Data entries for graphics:
□ □ □
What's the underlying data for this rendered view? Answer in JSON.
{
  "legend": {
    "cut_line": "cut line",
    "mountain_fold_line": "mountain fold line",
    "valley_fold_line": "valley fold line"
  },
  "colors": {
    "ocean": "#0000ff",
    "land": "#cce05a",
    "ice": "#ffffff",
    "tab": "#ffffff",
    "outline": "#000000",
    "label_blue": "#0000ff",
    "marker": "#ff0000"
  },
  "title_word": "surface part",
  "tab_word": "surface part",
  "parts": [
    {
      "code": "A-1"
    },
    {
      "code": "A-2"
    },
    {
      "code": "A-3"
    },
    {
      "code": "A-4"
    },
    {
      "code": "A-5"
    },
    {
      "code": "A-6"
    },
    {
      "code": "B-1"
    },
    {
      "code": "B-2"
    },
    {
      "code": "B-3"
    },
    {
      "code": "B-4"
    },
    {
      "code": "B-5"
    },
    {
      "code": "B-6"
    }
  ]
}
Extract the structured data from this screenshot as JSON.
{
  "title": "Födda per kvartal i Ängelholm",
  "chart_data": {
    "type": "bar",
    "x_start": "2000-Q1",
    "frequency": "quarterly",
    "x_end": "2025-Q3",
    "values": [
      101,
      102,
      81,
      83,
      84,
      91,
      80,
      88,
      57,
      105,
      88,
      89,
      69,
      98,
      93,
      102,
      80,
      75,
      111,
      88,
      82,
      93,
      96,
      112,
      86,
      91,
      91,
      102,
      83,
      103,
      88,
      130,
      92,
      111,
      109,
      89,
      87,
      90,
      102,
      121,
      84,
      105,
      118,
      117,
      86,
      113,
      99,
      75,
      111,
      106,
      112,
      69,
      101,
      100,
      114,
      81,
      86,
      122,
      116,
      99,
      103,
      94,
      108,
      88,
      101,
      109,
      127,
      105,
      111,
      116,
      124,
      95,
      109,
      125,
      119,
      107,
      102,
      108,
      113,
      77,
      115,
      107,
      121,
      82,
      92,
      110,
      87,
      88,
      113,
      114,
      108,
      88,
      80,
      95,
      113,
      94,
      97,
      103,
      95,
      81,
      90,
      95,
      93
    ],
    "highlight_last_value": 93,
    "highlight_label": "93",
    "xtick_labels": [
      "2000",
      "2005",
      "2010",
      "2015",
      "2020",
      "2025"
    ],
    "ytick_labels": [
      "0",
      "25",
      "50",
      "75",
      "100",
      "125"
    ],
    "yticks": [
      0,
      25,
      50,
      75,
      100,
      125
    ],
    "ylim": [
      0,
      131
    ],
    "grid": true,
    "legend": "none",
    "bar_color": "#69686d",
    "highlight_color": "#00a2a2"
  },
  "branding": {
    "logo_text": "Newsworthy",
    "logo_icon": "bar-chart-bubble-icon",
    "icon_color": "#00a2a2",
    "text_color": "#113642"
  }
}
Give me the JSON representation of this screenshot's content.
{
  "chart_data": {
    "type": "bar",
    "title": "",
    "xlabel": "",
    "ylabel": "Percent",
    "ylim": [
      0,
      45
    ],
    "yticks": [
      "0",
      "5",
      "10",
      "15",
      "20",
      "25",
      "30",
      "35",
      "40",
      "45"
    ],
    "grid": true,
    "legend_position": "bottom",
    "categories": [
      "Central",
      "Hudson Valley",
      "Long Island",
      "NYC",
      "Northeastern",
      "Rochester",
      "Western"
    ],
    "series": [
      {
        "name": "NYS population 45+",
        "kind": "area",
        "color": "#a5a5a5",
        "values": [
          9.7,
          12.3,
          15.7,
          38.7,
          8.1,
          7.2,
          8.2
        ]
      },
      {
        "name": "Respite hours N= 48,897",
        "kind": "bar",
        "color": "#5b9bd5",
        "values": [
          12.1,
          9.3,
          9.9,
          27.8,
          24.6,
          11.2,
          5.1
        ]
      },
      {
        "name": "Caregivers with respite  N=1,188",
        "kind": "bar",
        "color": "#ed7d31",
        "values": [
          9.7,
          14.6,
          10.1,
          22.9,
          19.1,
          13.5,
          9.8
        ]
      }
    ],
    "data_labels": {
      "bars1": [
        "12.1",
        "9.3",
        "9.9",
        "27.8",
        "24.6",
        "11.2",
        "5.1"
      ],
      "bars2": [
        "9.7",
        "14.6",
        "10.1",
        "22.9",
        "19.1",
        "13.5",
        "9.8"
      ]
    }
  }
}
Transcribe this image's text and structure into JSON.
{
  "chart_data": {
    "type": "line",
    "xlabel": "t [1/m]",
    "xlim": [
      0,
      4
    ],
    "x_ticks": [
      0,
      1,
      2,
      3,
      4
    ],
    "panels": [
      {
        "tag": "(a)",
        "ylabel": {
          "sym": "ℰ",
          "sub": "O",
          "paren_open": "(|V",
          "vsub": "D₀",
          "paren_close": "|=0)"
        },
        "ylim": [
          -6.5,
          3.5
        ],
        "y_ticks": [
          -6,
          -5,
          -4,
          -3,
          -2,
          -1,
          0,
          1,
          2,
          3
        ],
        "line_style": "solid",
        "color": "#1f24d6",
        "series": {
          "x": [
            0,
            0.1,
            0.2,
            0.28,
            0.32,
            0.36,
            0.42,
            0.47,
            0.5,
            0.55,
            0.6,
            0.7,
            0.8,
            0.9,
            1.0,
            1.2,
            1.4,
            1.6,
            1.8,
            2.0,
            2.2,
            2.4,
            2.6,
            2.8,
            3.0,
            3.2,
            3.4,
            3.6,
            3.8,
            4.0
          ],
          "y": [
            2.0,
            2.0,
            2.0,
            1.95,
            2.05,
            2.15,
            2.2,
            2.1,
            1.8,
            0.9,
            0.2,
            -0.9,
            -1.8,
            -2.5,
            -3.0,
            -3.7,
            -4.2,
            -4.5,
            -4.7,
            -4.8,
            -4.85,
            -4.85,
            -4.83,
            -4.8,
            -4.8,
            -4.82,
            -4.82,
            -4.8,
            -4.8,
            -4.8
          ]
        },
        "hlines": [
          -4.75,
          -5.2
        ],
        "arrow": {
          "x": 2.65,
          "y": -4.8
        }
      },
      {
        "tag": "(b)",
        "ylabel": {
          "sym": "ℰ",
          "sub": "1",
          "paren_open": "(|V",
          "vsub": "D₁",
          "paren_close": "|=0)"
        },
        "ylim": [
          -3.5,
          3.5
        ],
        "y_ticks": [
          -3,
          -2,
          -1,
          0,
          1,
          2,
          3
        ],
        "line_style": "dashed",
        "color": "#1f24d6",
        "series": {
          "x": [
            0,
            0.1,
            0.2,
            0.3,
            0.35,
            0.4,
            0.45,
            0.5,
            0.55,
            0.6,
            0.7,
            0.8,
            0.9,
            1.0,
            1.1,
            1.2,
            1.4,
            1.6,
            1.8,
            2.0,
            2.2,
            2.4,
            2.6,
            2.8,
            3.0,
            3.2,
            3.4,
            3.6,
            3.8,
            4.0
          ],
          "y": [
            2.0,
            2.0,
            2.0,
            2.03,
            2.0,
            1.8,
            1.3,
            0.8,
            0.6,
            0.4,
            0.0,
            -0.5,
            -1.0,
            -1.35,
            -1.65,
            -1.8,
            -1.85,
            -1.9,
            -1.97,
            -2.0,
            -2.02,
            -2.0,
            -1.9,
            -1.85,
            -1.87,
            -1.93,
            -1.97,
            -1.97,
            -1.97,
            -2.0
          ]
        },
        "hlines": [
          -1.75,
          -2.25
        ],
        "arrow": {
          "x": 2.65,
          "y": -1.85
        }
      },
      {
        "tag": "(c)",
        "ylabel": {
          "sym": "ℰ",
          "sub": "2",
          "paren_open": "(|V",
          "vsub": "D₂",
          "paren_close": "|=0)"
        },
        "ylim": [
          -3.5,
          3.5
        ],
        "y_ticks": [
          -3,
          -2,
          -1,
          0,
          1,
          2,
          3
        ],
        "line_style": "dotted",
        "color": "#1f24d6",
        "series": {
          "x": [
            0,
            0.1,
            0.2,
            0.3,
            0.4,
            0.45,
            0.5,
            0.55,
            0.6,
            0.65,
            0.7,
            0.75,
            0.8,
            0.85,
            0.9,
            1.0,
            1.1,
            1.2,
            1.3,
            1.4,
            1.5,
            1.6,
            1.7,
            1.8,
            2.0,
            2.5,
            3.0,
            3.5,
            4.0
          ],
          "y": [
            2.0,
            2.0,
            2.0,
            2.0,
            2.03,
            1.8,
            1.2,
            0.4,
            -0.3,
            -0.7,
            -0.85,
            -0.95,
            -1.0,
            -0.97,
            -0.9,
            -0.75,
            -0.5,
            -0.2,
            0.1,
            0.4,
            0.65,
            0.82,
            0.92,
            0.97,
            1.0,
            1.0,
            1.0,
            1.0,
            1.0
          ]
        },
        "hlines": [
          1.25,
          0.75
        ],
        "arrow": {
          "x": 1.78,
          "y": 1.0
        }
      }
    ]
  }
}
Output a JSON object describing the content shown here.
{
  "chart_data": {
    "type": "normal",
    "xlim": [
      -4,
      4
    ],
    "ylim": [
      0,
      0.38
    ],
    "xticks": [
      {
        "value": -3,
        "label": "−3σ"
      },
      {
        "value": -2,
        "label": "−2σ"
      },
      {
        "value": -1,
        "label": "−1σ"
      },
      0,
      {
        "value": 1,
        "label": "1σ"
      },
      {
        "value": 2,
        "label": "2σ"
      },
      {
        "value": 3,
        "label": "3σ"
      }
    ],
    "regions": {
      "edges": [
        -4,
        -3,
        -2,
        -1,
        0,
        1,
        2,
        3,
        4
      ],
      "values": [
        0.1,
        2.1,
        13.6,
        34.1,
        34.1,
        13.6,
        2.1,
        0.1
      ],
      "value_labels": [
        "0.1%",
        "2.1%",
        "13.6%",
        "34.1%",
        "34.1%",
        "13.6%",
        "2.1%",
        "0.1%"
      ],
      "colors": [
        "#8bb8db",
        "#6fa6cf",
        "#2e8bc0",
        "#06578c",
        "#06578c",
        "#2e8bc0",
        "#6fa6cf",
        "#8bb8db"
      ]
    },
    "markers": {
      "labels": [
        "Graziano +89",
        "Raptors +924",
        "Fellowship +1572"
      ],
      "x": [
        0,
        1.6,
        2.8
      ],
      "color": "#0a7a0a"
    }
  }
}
□ □ □
Using the listing, collect all lines in which the string "code" is found.

      "code": "A-1"
      "code": "A-2"
      "code": "A-3"
      "code": "A-4"
      "code": "A-5"
      "code": "A-6"
      "code": "B-1"
      "code": "B-2"
      "code": "B-3"
      "code": "B-4"
      "code": "B-5"
      "code": "B-6"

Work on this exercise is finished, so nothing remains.